> Aim:
Exactly as they appear, output all of the entries.

> Records supplied:
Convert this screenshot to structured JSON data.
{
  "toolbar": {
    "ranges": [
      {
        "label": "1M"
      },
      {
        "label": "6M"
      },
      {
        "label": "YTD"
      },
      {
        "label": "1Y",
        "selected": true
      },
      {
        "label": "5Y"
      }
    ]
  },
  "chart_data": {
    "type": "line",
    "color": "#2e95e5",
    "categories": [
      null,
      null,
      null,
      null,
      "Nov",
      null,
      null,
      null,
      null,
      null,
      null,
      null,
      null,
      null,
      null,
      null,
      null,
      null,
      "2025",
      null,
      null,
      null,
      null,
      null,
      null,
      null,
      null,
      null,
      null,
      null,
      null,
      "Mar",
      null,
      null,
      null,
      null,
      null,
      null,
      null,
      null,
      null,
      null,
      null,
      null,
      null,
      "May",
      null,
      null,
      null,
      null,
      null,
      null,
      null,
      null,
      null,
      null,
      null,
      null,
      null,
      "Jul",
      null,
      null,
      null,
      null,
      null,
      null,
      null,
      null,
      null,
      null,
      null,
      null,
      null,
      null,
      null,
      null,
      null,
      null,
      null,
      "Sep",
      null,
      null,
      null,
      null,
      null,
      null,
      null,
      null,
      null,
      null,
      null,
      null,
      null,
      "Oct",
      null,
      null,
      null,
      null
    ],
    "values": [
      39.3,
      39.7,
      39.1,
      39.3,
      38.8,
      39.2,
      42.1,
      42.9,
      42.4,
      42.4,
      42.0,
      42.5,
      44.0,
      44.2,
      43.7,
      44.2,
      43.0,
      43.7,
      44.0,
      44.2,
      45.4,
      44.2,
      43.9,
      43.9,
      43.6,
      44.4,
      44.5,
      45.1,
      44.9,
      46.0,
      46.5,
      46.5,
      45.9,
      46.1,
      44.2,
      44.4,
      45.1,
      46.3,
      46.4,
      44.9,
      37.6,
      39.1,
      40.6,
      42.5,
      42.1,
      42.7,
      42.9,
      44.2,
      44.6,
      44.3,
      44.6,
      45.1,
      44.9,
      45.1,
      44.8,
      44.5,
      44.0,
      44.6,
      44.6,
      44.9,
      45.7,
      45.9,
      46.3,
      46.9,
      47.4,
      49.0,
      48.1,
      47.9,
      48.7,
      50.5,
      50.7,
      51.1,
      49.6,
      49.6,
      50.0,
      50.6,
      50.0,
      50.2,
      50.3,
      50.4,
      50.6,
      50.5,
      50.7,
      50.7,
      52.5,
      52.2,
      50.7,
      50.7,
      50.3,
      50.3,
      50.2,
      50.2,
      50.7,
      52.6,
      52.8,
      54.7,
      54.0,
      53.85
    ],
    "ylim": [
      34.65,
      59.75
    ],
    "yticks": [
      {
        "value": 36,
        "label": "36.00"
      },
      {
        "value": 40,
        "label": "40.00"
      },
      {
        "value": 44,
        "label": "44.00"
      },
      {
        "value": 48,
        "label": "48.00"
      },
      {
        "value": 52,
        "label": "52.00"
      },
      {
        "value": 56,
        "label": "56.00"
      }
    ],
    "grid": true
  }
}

> Task output:
Convert this screenshot to structured JSON data.
{
  "toolbar": {
    "ranges": [
      {
        "label": "1M"
      },
      {
        "label": "6M"
      },
      {
        "label": "YTD"
      },
      {
        "label": "1Y",
        "selected": true
      },
      {
        "label": "5Y"
      }
    ]
  },
  "chart_data": {
    "type": "line",
    "color": "#2e95e5",
    "categories": [
      null,
      null,
      null,
      null,
      "Nov",
      null,
      null,
      null,
      null,
      null,
      null,
      null,
      null,
      null,
      null,
      null,
      null,
      null,
      "2025",
      null,
      null,
      null,
      null,
      null,
      null,
      null,
      null,
      null,
      null,
      null,
      null,
      "Mar",
      null,
      null,
      null,
      null,
      null,
      null,
      null,
      null,
      null,
      null,
      null,
      null,
      null,
      "May",
      null,
      null,
      null,
      null,
      null,
      null,
      null,
      null,
      null,
      null,
      null,
      null,
      null,
      "Jul",
      null,
      null,
      null,
      null,
      null,
      null,
      null,
      null,
      null,
      null,
      null,
      null,
      null,
      null,
      null,
      null,
      null,
      null,
      null,
      "Sep",
      null,
      null,
      null,
      null,
      null,
      null,
      null,
      null,
      null,
      null,
      null,
      null,
      null,
      "Oct",
      null,
      null,
      null,
      null
    ],
    "values": [
      39.3,
      39.7,
      39.1,
      39.3,
      38.8,
      39.2,
      42.1,
      42.9,
      42.4,
      42.4,
      42.0,
      42.5,
      44.0,
      44.2,
      43.7,
      44.2,
      43.0,
      43.7,
      44.0,
      44.2,
      45.4,
      44.2,
      43.9,
      43.9,
      43.6,
      44.4,
      44.5,
      45.1,
      44.9,
      46.0,
      46.5,
      46.5,
      45.9,
      46.1,
      44.2,
      44.4,
      45.1,
      46.3,
      46.4,
      44.9,
      37.6,
      39.1,
      40.6,
      42.5,
      42.1,
      42.7,
      42.9,
      44.2,
      44.6,
      44.3,
      44.6,
      45.1,
      44.9,
      45.1,
      44.8,
      44.5,
      44.0,
      44.6,
      44.6,
      44.9,
      45.7,
      45.9,
      46.3,
      46.9,
      47.4,
      49.0,
      48.1,
      47.9,
      48.7,
      50.5,
      50.7,
      51.1,
      49.6,
      49.6,
      50.0,
      50.6,
      50.0,
      50.2,
      50.3,
      50.4,
      50.6,
      50.5,
      50.7,
      50.7,
      52.5,
      52.2,
      50.7,
      50.7,
      50.3,
      50.3,
      50.2,
      50.2,
      50.7,
      52.6,
      52.8,
      54.7,
      54.0,
      53.85
    ],
    "ylim": [
      34.65,
      59.75
    ],
    "yticks": [
      {
        "value": 36,
        "label": "36.00"
      },
      {
        "value": 40,
        "label": "40.00"
      },
      {
        "value": 44,
        "label": "44.00"
      },
      {
        "value": 48,
        "label": "48.00"
      },
      {
        "value": 52,
        "label": "52.00"
      },
      {
        "value": 56,
        "label": "56.00"
      }
    ],
    "grid": true
  }
}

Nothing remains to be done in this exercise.